### WRITTEN REQUEST
Rewrite the data lines, beginning at the line that has "Text: 36% ↓" and stopping after the line that has "Text: Price paid". Put "Label" in place of "Text" and leave everything else unchanged.

[Region annotation records]
┏━━
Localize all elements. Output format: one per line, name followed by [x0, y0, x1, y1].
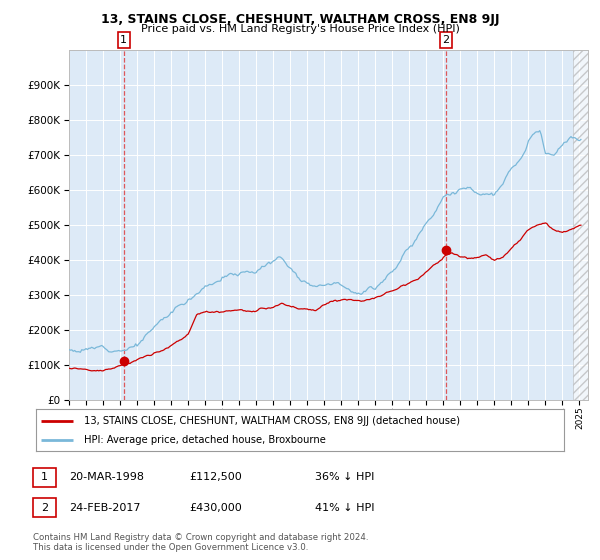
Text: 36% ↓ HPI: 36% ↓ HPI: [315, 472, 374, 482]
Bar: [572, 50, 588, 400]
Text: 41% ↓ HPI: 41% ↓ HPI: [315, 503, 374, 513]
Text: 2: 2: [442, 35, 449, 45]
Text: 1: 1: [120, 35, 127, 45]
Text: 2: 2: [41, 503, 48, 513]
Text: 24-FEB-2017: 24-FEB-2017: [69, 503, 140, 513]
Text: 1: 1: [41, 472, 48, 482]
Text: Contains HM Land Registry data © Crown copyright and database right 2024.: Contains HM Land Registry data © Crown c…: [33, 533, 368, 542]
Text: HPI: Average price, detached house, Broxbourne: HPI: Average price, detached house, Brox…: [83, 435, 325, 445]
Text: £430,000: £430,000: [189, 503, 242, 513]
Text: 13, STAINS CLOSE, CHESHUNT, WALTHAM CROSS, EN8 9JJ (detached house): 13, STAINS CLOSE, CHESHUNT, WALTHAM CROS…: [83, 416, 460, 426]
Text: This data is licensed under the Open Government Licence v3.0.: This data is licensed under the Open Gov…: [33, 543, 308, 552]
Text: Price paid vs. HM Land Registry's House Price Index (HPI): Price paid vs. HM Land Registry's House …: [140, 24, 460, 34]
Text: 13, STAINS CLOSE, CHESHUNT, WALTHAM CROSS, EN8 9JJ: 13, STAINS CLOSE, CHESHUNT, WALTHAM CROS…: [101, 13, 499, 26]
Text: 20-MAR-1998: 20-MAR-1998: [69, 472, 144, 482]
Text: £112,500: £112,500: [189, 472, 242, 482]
┗━━
┏━━
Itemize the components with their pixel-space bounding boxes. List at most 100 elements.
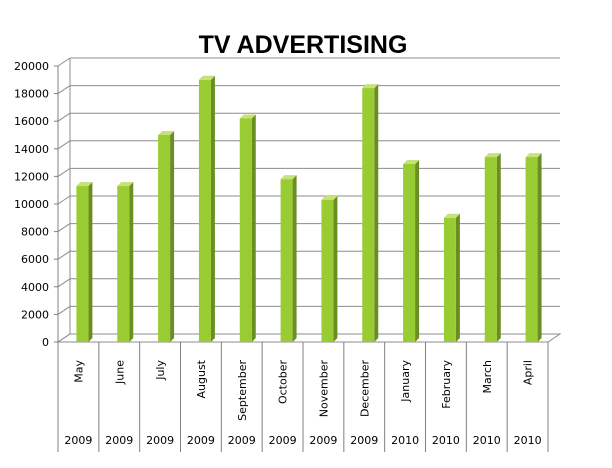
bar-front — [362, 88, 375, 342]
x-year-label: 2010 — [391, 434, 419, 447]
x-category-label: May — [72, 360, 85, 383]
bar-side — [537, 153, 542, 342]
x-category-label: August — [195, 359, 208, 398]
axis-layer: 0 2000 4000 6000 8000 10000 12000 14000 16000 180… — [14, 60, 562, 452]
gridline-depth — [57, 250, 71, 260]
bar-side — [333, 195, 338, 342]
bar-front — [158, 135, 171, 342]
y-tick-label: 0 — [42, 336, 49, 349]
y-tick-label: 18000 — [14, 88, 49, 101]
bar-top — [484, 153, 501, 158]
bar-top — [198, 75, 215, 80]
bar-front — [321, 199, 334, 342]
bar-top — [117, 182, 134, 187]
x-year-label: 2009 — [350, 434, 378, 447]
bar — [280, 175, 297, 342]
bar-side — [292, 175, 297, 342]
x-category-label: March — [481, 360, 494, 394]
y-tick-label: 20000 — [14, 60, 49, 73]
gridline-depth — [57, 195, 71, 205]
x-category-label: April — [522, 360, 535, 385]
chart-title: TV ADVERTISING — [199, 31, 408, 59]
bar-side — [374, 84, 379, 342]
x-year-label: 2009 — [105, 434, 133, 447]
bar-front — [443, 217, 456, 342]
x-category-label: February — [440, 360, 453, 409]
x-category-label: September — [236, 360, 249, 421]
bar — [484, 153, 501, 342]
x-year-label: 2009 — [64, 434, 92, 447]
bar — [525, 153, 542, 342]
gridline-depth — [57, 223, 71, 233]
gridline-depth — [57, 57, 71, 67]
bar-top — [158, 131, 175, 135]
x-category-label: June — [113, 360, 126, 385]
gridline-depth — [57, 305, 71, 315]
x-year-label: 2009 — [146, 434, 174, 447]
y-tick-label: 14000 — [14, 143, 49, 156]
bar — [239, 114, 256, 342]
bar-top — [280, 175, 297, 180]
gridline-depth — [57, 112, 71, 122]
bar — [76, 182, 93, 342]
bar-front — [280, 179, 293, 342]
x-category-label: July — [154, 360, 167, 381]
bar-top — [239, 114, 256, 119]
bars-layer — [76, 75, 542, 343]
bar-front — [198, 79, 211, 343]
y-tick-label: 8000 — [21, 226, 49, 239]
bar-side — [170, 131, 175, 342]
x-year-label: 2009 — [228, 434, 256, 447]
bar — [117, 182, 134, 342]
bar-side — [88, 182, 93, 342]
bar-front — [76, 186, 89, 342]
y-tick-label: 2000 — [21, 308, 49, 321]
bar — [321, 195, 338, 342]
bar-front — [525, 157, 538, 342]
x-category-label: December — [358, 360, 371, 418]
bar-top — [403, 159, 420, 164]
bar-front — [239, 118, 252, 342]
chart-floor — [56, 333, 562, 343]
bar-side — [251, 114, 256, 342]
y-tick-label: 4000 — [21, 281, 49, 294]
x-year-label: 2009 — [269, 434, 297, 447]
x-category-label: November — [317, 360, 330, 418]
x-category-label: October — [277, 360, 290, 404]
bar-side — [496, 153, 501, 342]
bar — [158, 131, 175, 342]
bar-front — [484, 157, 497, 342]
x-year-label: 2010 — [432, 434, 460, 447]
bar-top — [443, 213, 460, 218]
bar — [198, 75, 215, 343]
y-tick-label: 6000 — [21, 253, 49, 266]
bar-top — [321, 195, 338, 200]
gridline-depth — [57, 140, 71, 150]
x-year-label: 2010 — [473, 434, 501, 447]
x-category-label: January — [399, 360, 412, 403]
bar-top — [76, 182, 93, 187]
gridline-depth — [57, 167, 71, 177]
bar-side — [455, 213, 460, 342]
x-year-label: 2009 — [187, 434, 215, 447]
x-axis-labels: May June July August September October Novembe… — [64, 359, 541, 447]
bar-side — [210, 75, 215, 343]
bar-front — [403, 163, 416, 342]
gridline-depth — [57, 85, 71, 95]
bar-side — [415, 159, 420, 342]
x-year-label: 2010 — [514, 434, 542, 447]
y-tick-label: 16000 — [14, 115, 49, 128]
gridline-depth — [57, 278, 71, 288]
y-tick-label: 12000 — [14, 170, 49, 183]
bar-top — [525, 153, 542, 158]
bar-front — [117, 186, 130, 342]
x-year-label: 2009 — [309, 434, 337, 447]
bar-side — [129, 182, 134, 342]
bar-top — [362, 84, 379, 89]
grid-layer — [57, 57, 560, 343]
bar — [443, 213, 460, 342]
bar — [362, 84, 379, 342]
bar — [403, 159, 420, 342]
┗━━
### RESULT OF THIS EXERCISE
Label: 36% ↓ HPI: 36% ↓ HPI: [315, 472, 374, 482]
Bar: [572, 50, 588, 400]
Label: 41% ↓ HPI: 41% ↓ HPI: [315, 503, 374, 513]
Label: 2: 2: [442, 35, 449, 45]
Label: 1: 1: [120, 35, 127, 45]
Label: 2: 2: [41, 503, 48, 513]
Label: 24-FEB-2017: 24-FEB-2017: [69, 503, 140, 513]
Label: 1: 1: [41, 472, 48, 482]
Label: Contains HM Land Registry data © Crown copyright and database right 2024.: Contains HM Land Registry data © Crown c…: [33, 533, 368, 542]
Label: HPI: Average price, detached house, Broxbourne: HPI: Average price, detached house, Brox…: [83, 435, 325, 445]
Label: £430,000: £430,000: [189, 503, 242, 513]
Label: 13, STAINS CLOSE, CHESHUNT, WALTHAM CROSS, EN8 9JJ (detached house): 13, STAINS CLOSE, CHESHUNT, WALTHAM CROS…: [83, 416, 460, 426]
Label: This data is licensed under the Open Government Licence v3.0.: This data is licensed under the Open Gov…: [33, 543, 308, 552]
Label: Price paid vs. HM Land Registry's House Price Index (HPI): Price paid vs. HM Land Registry's House …: [140, 24, 460, 34]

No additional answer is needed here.